Items from a figure collection
/---

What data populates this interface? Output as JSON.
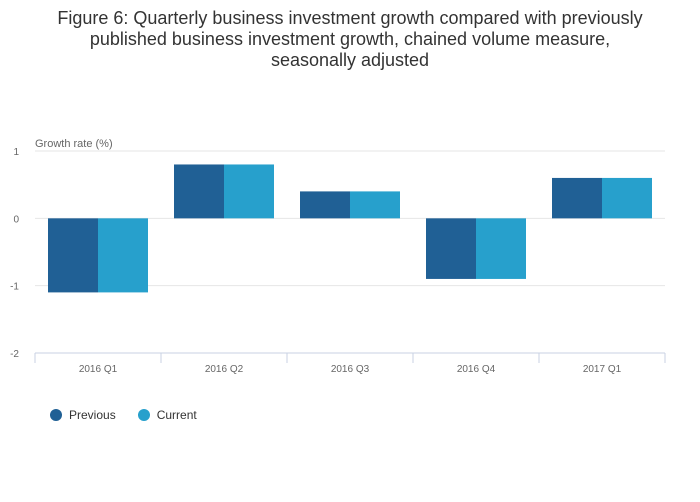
{
  "title_lines": [
    "Figure 6: Quarterly business investment growth compared with previously",
    "published business investment growth, chained volume measure,",
    "seasonally adjusted"
  ],
  "chart_data": {
    "type": "bar",
    "title": "Figure 6: Quarterly business investment growth compared with previously published business investment growth, chained volume measure, seasonally adjusted",
    "ylabel": "Growth rate (%)",
    "xlabel": "",
    "categories": [
      "2016 Q1",
      "2016 Q2",
      "2016 Q3",
      "2016 Q4",
      "2017 Q1"
    ],
    "series": [
      {
        "name": "Previous",
        "values": [
          -1.1,
          0.8,
          0.4,
          -0.9,
          0.6
        ],
        "color": "#206095"
      },
      {
        "name": "Current",
        "values": [
          -1.1,
          0.8,
          0.4,
          -0.9,
          0.6
        ],
        "color": "#27a0cc"
      }
    ],
    "ylim": [
      -2,
      1
    ],
    "yticks": [
      1,
      0,
      -1,
      -2
    ],
    "grid": true,
    "legend_position": "bottom-left"
  },
  "legend": [
    {
      "label": "Previous",
      "color": "#206095"
    },
    {
      "label": "Current",
      "color": "#27a0cc"
    }
  ]
}
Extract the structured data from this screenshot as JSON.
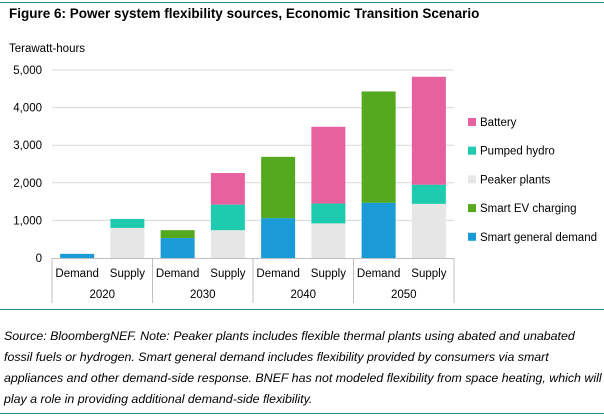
{
  "header": {
    "title": "Figure 6: Power system flexibility sources, Economic Transition Scenario",
    "units": "Terawatt-hours"
  },
  "footer": {
    "source": "Source: BloombergNEF. Note: Peaker plants includes flexible thermal plants using abated and unabated fossil fuels or hydrogen. Smart general demand includes flexibility provided by consumers via smart appliances and other demand-side response. BNEF has not modeled flexibility from space heating, which will play a role in providing additional demand-side flexibility."
  },
  "chart_data": {
    "type": "bar",
    "stacked": true,
    "title": "Figure 6: Power system flexibility sources, Economic Transition Scenario",
    "ylabel": "Terawatt-hours",
    "xlabel": "",
    "ylim": [
      0,
      5000
    ],
    "yticks": [
      0,
      1000,
      2000,
      3000,
      4000,
      5000
    ],
    "ytick_labels": [
      "0",
      "1,000",
      "2,000",
      "3,000",
      "4,000",
      "5,000"
    ],
    "grid": true,
    "legend_position": "right",
    "groups": [
      "2020",
      "2030",
      "2040",
      "2050"
    ],
    "categories": [
      "Demand",
      "Supply",
      "Demand",
      "Supply",
      "Demand",
      "Supply",
      "Demand",
      "Supply"
    ],
    "series": [
      {
        "name": "Smart general demand",
        "color": "#1a9ad6",
        "values": [
          110,
          0,
          530,
          0,
          1060,
          0,
          1470,
          0
        ]
      },
      {
        "name": "Smart EV charging",
        "color": "#54a91f",
        "values": [
          0,
          0,
          210,
          0,
          1630,
          0,
          2960,
          0
        ]
      },
      {
        "name": "Peaker plants",
        "color": "#e6e6e6",
        "values": [
          0,
          800,
          0,
          740,
          0,
          920,
          0,
          1440
        ]
      },
      {
        "name": "Pumped hydro",
        "color": "#1fcbae",
        "values": [
          0,
          240,
          0,
          680,
          0,
          530,
          0,
          510
        ]
      },
      {
        "name": "Battery",
        "color": "#e8619f",
        "values": [
          0,
          0,
          0,
          840,
          0,
          2040,
          0,
          2870
        ]
      }
    ],
    "legend_order": [
      "Battery",
      "Pumped hydro",
      "Peaker plants",
      "Smart EV charging",
      "Smart general demand"
    ]
  }
}
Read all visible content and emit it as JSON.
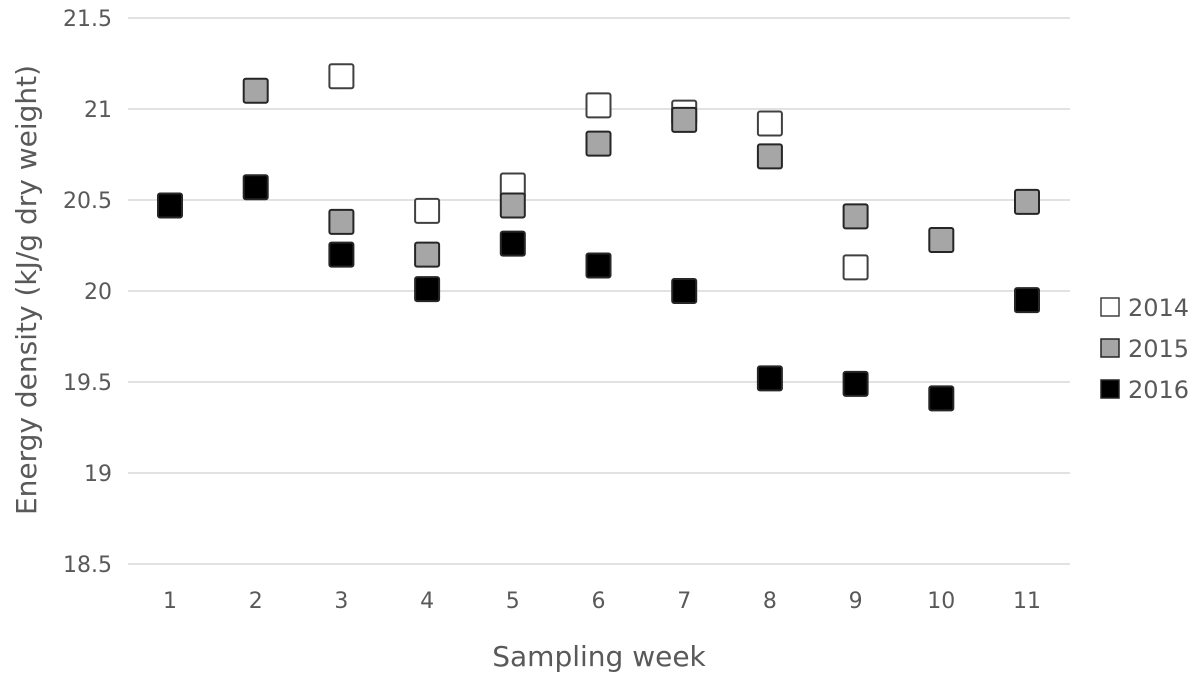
{
  "chart_data": {
    "type": "scatter",
    "xlabel": "Sampling week",
    "ylabel": "Energy density (kJ/g dry weight)",
    "categories": [
      "1",
      "2",
      "3",
      "4",
      "5",
      "6",
      "7",
      "8",
      "9",
      "10",
      "11"
    ],
    "ylim": [
      18.5,
      21.5
    ],
    "yticks": [
      "18.5",
      "19",
      "19.5",
      "20",
      "20.5",
      "21",
      "21.5"
    ],
    "grid": true,
    "legend_position": "right",
    "series": [
      {
        "name": "2014",
        "color": "#ffffff",
        "points": [
          {
            "x": 3,
            "y": 21.18
          },
          {
            "x": 4,
            "y": 20.44
          },
          {
            "x": 5,
            "y": 20.58
          },
          {
            "x": 6,
            "y": 21.02
          },
          {
            "x": 7,
            "y": 20.98
          },
          {
            "x": 8,
            "y": 20.92
          },
          {
            "x": 9,
            "y": 20.13
          }
        ]
      },
      {
        "name": "2015",
        "color": "#a6a6a6",
        "points": [
          {
            "x": 2,
            "y": 21.1
          },
          {
            "x": 3,
            "y": 20.38
          },
          {
            "x": 4,
            "y": 20.2
          },
          {
            "x": 5,
            "y": 20.47
          },
          {
            "x": 6,
            "y": 20.81
          },
          {
            "x": 7,
            "y": 20.94
          },
          {
            "x": 8,
            "y": 20.74
          },
          {
            "x": 9,
            "y": 20.41
          },
          {
            "x": 10,
            "y": 20.28
          },
          {
            "x": 11,
            "y": 20.49
          }
        ]
      },
      {
        "name": "2016",
        "color": "#000000",
        "points": [
          {
            "x": 1,
            "y": 20.47
          },
          {
            "x": 2,
            "y": 20.57
          },
          {
            "x": 3,
            "y": 20.2
          },
          {
            "x": 4,
            "y": 20.01
          },
          {
            "x": 5,
            "y": 20.26
          },
          {
            "x": 6,
            "y": 20.14
          },
          {
            "x": 7,
            "y": 20.0
          },
          {
            "x": 8,
            "y": 19.52
          },
          {
            "x": 9,
            "y": 19.49
          },
          {
            "x": 10,
            "y": 19.41
          },
          {
            "x": 11,
            "y": 19.95
          }
        ]
      }
    ]
  }
}
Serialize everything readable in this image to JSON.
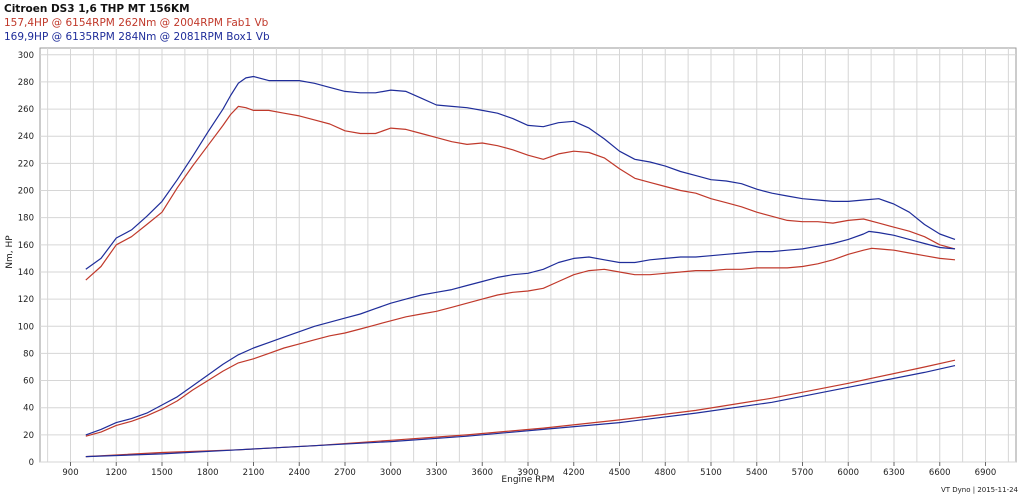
{
  "chart_data": {
    "type": "line",
    "title": "Citroen DS3 1,6 THP MT 156KM",
    "legend": [
      {
        "text": "157,4HP @  6154RPM  262Nm @ 2004RPM  Fab1 Vb",
        "color": "#c0392b"
      },
      {
        "text": "169,9HP @  6135RPM  284Nm @ 2081RPM  Box1 Vb",
        "color": "#1f2d9a"
      }
    ],
    "xlabel": "Engine RPM",
    "ylabel": "Nm, HP",
    "xlim": [
      700,
      7100
    ],
    "ylim": [
      0,
      305
    ],
    "xticks": [
      900,
      1200,
      1500,
      1800,
      2100,
      2400,
      2700,
      3000,
      3300,
      3600,
      3900,
      4200,
      4500,
      4800,
      5100,
      5400,
      5700,
      6000,
      6300,
      6600,
      6900
    ],
    "yticks": [
      0,
      20,
      40,
      60,
      80,
      100,
      120,
      140,
      160,
      180,
      200,
      220,
      240,
      260,
      280,
      300
    ],
    "grid": true,
    "series": [
      {
        "name": "Fab1 Vb",
        "kind": "torque",
        "color": "#c0392b",
        "x": [
          1000,
          1100,
          1200,
          1300,
          1400,
          1500,
          1600,
          1700,
          1800,
          1900,
          1950,
          2000,
          2050,
          2100,
          2200,
          2300,
          2400,
          2500,
          2600,
          2700,
          2800,
          2900,
          3000,
          3100,
          3200,
          3300,
          3400,
          3500,
          3600,
          3700,
          3800,
          3900,
          4000,
          4100,
          4200,
          4300,
          4400,
          4500,
          4600,
          4700,
          4800,
          4900,
          5000,
          5100,
          5200,
          5300,
          5400,
          5500,
          5600,
          5700,
          5800,
          5900,
          6000,
          6100,
          6200,
          6300,
          6400,
          6500,
          6600,
          6700
        ],
        "y": [
          134,
          144,
          160,
          166,
          175,
          184,
          202,
          218,
          233,
          248,
          256,
          262,
          261,
          259,
          259,
          257,
          255,
          252,
          249,
          244,
          242,
          242,
          246,
          245,
          242,
          239,
          236,
          234,
          235,
          233,
          230,
          226,
          223,
          227,
          229,
          228,
          224,
          216,
          209,
          206,
          203,
          200,
          198,
          194,
          191,
          188,
          184,
          181,
          178,
          177,
          177,
          176,
          178,
          179,
          176,
          173,
          170,
          166,
          160,
          157
        ]
      },
      {
        "name": "Box1 Vb",
        "kind": "torque",
        "color": "#1f2d9a",
        "x": [
          1000,
          1100,
          1200,
          1300,
          1400,
          1500,
          1600,
          1700,
          1800,
          1900,
          1950,
          2000,
          2050,
          2100,
          2200,
          2300,
          2400,
          2500,
          2600,
          2700,
          2800,
          2900,
          3000,
          3100,
          3200,
          3300,
          3400,
          3500,
          3600,
          3700,
          3800,
          3900,
          4000,
          4100,
          4200,
          4300,
          4400,
          4500,
          4600,
          4700,
          4800,
          4900,
          5000,
          5100,
          5200,
          5300,
          5400,
          5500,
          5600,
          5700,
          5800,
          5900,
          6000,
          6100,
          6200,
          6300,
          6400,
          6500,
          6600,
          6700
        ],
        "y": [
          142,
          150,
          165,
          171,
          181,
          192,
          208,
          225,
          243,
          260,
          270,
          279,
          283,
          284,
          281,
          281,
          281,
          279,
          276,
          273,
          272,
          272,
          274,
          273,
          268,
          263,
          262,
          261,
          259,
          257,
          253,
          248,
          247,
          250,
          251,
          246,
          238,
          229,
          223,
          221,
          218,
          214,
          211,
          208,
          207,
          205,
          201,
          198,
          196,
          194,
          193,
          192,
          192,
          193,
          194,
          190,
          184,
          175,
          168,
          164
        ]
      },
      {
        "name": "Fab1 Vb",
        "kind": "power",
        "color": "#c0392b",
        "x": [
          1000,
          1100,
          1200,
          1300,
          1400,
          1500,
          1600,
          1700,
          1800,
          1900,
          2000,
          2100,
          2200,
          2300,
          2400,
          2500,
          2600,
          2700,
          2800,
          2900,
          3000,
          3100,
          3200,
          3300,
          3400,
          3500,
          3600,
          3700,
          3800,
          3900,
          4000,
          4100,
          4200,
          4300,
          4400,
          4500,
          4600,
          4700,
          4800,
          4900,
          5000,
          5100,
          5200,
          5300,
          5400,
          5500,
          5600,
          5700,
          5800,
          5900,
          6000,
          6100,
          6154,
          6200,
          6300,
          6400,
          6500,
          6600,
          6700
        ],
        "y": [
          19,
          22,
          27,
          30,
          34,
          39,
          45,
          53,
          60,
          67,
          73,
          76,
          80,
          84,
          87,
          90,
          93,
          95,
          98,
          101,
          104,
          107,
          109,
          111,
          114,
          117,
          120,
          123,
          125,
          126,
          128,
          133,
          138,
          141,
          142,
          140,
          138,
          138,
          139,
          140,
          141,
          141,
          142,
          142,
          143,
          143,
          143,
          144,
          146,
          149,
          153,
          156,
          157.4,
          157,
          156,
          154,
          152,
          150,
          149
        ]
      },
      {
        "name": "Box1 Vb",
        "kind": "power",
        "color": "#1f2d9a",
        "x": [
          1000,
          1100,
          1200,
          1300,
          1400,
          1500,
          1600,
          1700,
          1800,
          1900,
          2000,
          2100,
          2200,
          2300,
          2400,
          2500,
          2600,
          2700,
          2800,
          2900,
          3000,
          3100,
          3200,
          3300,
          3400,
          3500,
          3600,
          3700,
          3800,
          3900,
          4000,
          4100,
          4200,
          4300,
          4400,
          4500,
          4600,
          4700,
          4800,
          4900,
          5000,
          5100,
          5200,
          5300,
          5400,
          5500,
          5600,
          5700,
          5800,
          5900,
          6000,
          6100,
          6135,
          6200,
          6300,
          6400,
          6500,
          6600,
          6700
        ],
        "y": [
          20,
          24,
          29,
          32,
          36,
          42,
          48,
          56,
          64,
          72,
          79,
          84,
          88,
          92,
          96,
          100,
          103,
          106,
          109,
          113,
          117,
          120,
          123,
          125,
          127,
          130,
          133,
          136,
          138,
          139,
          142,
          147,
          150,
          151,
          149,
          147,
          147,
          149,
          150,
          151,
          151,
          152,
          153,
          154,
          155,
          155,
          156,
          157,
          159,
          161,
          164,
          168,
          169.9,
          169,
          167,
          164,
          161,
          158,
          157
        ]
      },
      {
        "name": "Fab1 Vb",
        "kind": "loss",
        "color": "#c0392b",
        "x": [
          1000,
          1500,
          2000,
          2500,
          3000,
          3500,
          4000,
          4500,
          5000,
          5500,
          6000,
          6500,
          6700
        ],
        "y": [
          4,
          7,
          9,
          12,
          16,
          20,
          25,
          31,
          38,
          47,
          58,
          70,
          75
        ]
      },
      {
        "name": "Box1 Vb",
        "kind": "loss",
        "color": "#1f2d9a",
        "x": [
          1000,
          1500,
          2000,
          2500,
          3000,
          3500,
          4000,
          4500,
          5000,
          5500,
          6000,
          6500,
          6700
        ],
        "y": [
          4,
          6,
          9,
          12,
          15,
          19,
          24,
          29,
          36,
          44,
          55,
          66,
          71
        ]
      }
    ]
  },
  "footer": "VT Dyno | 2015-11-24"
}
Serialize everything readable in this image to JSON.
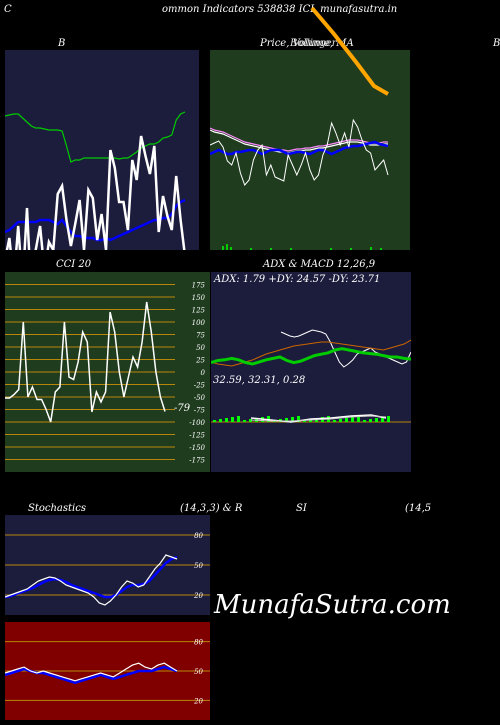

\---

### Problem details
Show every line of the records above that contains the word "business".

### Expected answer
    "Figure 6: Quarterly business investment growth compared with previously",
    "published business investment growth, chained volume measure,",
    "title": "Figure 6: Quarterly business investment growth compared with previously published business investment growth, chained volume measure, seasonally adjusted",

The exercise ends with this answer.